▶ [Set exercise A] From the Michael Castle article, reproduce the passage that starts at the words "Michael Castle, the" and ends after "statewide race since.".
▶ [Set exercise B] Render this sentence from the Michael Castle article in French: "Michael Castle, the last Republican to be elected by Delawareans to serve as governor and their representative in Congress, died Thursday at age 86."

▶ [Page excerpt]

=======

Why Should Delaware Care?
Michael Castle was one of the longest-serving elected officials in Delaware history and the last Republican to hold a prominent statewide position. He died Thursday, leaving behind a lasting legacy of public service.
Michael Castle, the last Republican to be elected by Delawareans to serve as governor and their representative in Congress, died Thursday at age 86.
His four-decade tour of public service also included terms as lieutenant governor and both chambers of the Delaware General Assembly. By the time his public career ended in 2010, he was Delaware’s longest serving congressman at nine terms, spanning the 1990s and 2000s.
In extending the “Delaware Way” attitude of bipartisanship started by his predecessor, Gov. Pete du Pont, and a focus on economic development and fiscal conservatism, Castle became synonymous with a generation of the Republican Party in Delaware.
His political downfall in a stunning primary election defeat to Christine O’Donnell has become a turning point in Delaware’s history as well, with Democrats having won every high-profile statewide race since.

=======

▶ [Collected material]
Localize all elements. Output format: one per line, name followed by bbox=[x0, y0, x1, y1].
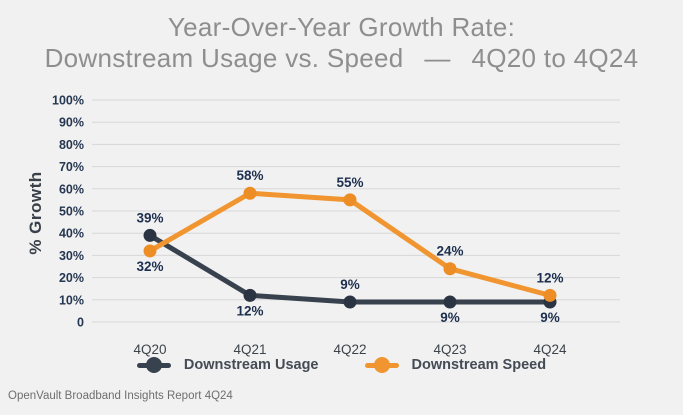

=======

▶ [Written response A]
Michael Castle, the last Republican to be elected by Delawareans to serve as governor and their representative in Congress, died Thursday at age 86.
His four-decade tour of public service also included terms as lieutenant governor and both chambers of the Delaware General Assembly. By the time his public career ended in 2010, he was Delaware’s longest serving congressman at nine terms, spanning the 1990s and 2000s.
In extending the “Delaware Way” attitude of bipartisanship started by his predecessor, Gov. Pete du Pont, and a focus on economic development and fiscal conservatism, Castle became synonymous with a generation of the Republican Party in Delaware.
His political downfall in a stunning primary election defeat to Christine O’Donnell has become a turning point in Delaware’s history as well, with Democrats having won every high-profile statewide race since.

▶ [Written response B] Michael Castle, le dernier républicain à avoir été élu par les habitants du Delaware au poste de gouverneur et comme leur représentant au Congrès, est décédé jeudi à l'âge de 86 ans.